Task details =
Produce an exact copy of all the data below, dropping every image.

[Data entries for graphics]
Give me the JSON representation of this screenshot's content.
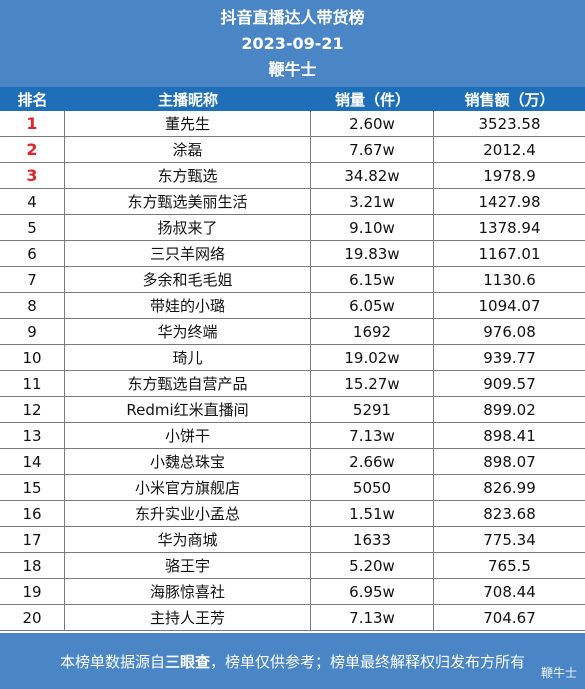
{
  "header": {
    "title": "抖音直播达人带货榜",
    "date": "2023-09-21",
    "brand": "鞭牛士"
  },
  "columns": [
    "排名",
    "主播昵称",
    "销量（件）",
    "销售额（万）"
  ],
  "rows": [
    {
      "rank": "1",
      "name": "董先生",
      "volume": "2.60w",
      "sales": "3523.58"
    },
    {
      "rank": "2",
      "name": "涂磊",
      "volume": "7.67w",
      "sales": "2012.4"
    },
    {
      "rank": "3",
      "name": "东方甄选",
      "volume": "34.82w",
      "sales": "1978.9"
    },
    {
      "rank": "4",
      "name": "东方甄选美丽生活",
      "volume": "3.21w",
      "sales": "1427.98"
    },
    {
      "rank": "5",
      "name": "扬叔来了",
      "volume": "9.10w",
      "sales": "1378.94"
    },
    {
      "rank": "6",
      "name": "三只羊网络",
      "volume": "19.83w",
      "sales": "1167.01"
    },
    {
      "rank": "7",
      "name": "多余和毛毛姐",
      "volume": "6.15w",
      "sales": "1130.6"
    },
    {
      "rank": "8",
      "name": "带娃的小璐",
      "volume": "6.05w",
      "sales": "1094.07"
    },
    {
      "rank": "9",
      "name": "华为终端",
      "volume": "1692",
      "sales": "976.08"
    },
    {
      "rank": "10",
      "name": "琦儿",
      "volume": "19.02w",
      "sales": "939.77"
    },
    {
      "rank": "11",
      "name": "东方甄选自营产品",
      "volume": "15.27w",
      "sales": "909.57"
    },
    {
      "rank": "12",
      "name": "Redmi红米直播间",
      "volume": "5291",
      "sales": "899.02"
    },
    {
      "rank": "13",
      "name": "小饼干",
      "volume": "7.13w",
      "sales": "898.41"
    },
    {
      "rank": "14",
      "name": "小魏总珠宝",
      "volume": "2.66w",
      "sales": "898.07"
    },
    {
      "rank": "15",
      "name": "小米官方旗舰店",
      "volume": "5050",
      "sales": "826.99"
    },
    {
      "rank": "16",
      "name": "东升实业小孟总",
      "volume": "1.51w",
      "sales": "823.68"
    },
    {
      "rank": "17",
      "name": "华为商城",
      "volume": "1633",
      "sales": "775.34"
    },
    {
      "rank": "18",
      "name": "骆王宇",
      "volume": "5.20w",
      "sales": "765.5"
    },
    {
      "rank": "19",
      "name": "海豚惊喜社",
      "volume": "6.95w",
      "sales": "708.44"
    },
    {
      "rank": "20",
      "name": "主持人王芳",
      "volume": "7.13w",
      "sales": "704.67"
    }
  ],
  "footer": {
    "prefix": "本榜单数据源自",
    "source": "三眼查",
    "suffix": "，榜单仅供参考；榜单最终解释权归发布方所有",
    "watermark": "鞭牛士"
  },
  "colors": {
    "header_bg": "#4a86c5",
    "colhead_bg": "#1f6fb8",
    "top_rank": "#e3232a"
  }
}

Response =
Give me the JSON representation of this screenshot's content.
{
  "header": {
    "title": "抖音直播达人带货榜",
    "date": "2023-09-21",
    "brand": "鞭牛士"
  },
  "columns": [
    "排名",
    "主播昵称",
    "销量（件）",
    "销售额（万）"
  ],
  "rows": [
    {
      "rank": "1",
      "name": "董先生",
      "volume": "2.60w",
      "sales": "3523.58"
    },
    {
      "rank": "2",
      "name": "涂磊",
      "volume": "7.67w",
      "sales": "2012.4"
    },
    {
      "rank": "3",
      "name": "东方甄选",
      "volume": "34.82w",
      "sales": "1978.9"
    },
    {
      "rank": "4",
      "name": "东方甄选美丽生活",
      "volume": "3.21w",
      "sales": "1427.98"
    },
    {
      "rank": "5",
      "name": "扬叔来了",
      "volume": "9.10w",
      "sales": "1378.94"
    },
    {
      "rank": "6",
      "name": "三只羊网络",
      "volume": "19.83w",
      "sales": "1167.01"
    },
    {
      "rank": "7",
      "name": "多余和毛毛姐",
      "volume": "6.15w",
      "sales": "1130.6"
    },
    {
      "rank": "8",
      "name": "带娃的小璐",
      "volume": "6.05w",
      "sales": "1094.07"
    },
    {
      "rank": "9",
      "name": "华为终端",
      "volume": "1692",
      "sales": "976.08"
    },
    {
      "rank": "10",
      "name": "琦儿",
      "volume": "19.02w",
      "sales": "939.77"
    },
    {
      "rank": "11",
      "name": "东方甄选自营产品",
      "volume": "15.27w",
      "sales": "909.57"
    },
    {
      "rank": "12",
      "name": "Redmi红米直播间",
      "volume": "5291",
      "sales": "899.02"
    },
    {
      "rank": "13",
      "name": "小饼干",
      "volume": "7.13w",
      "sales": "898.41"
    },
    {
      "rank": "14",
      "name": "小魏总珠宝",
      "volume": "2.66w",
      "sales": "898.07"
    },
    {
      "rank": "15",
      "name": "小米官方旗舰店",
      "volume": "5050",
      "sales": "826.99"
    },
    {
      "rank": "16",
      "name": "东升实业小孟总",
      "volume": "1.51w",
      "sales": "823.68"
    },
    {
      "rank": "17",
      "name": "华为商城",
      "volume": "1633",
      "sales": "775.34"
    },
    {
      "rank": "18",
      "name": "骆王宇",
      "volume": "5.20w",
      "sales": "765.5"
    },
    {
      "rank": "19",
      "name": "海豚惊喜社",
      "volume": "6.95w",
      "sales": "708.44"
    },
    {
      "rank": "20",
      "name": "主持人王芳",
      "volume": "7.13w",
      "sales": "704.67"
    }
  ],
  "footer": {
    "prefix": "本榜单数据源自",
    "source": "三眼查",
    "suffix": "，榜单仅供参考；榜单最终解释权归发布方所有",
    "watermark": "鞭牛士"
  },
  "colors": {
    "header_bg": "#4a86c5",
    "colhead_bg": "#1f6fb8",
    "top_rank": "#e3232a"
  }
}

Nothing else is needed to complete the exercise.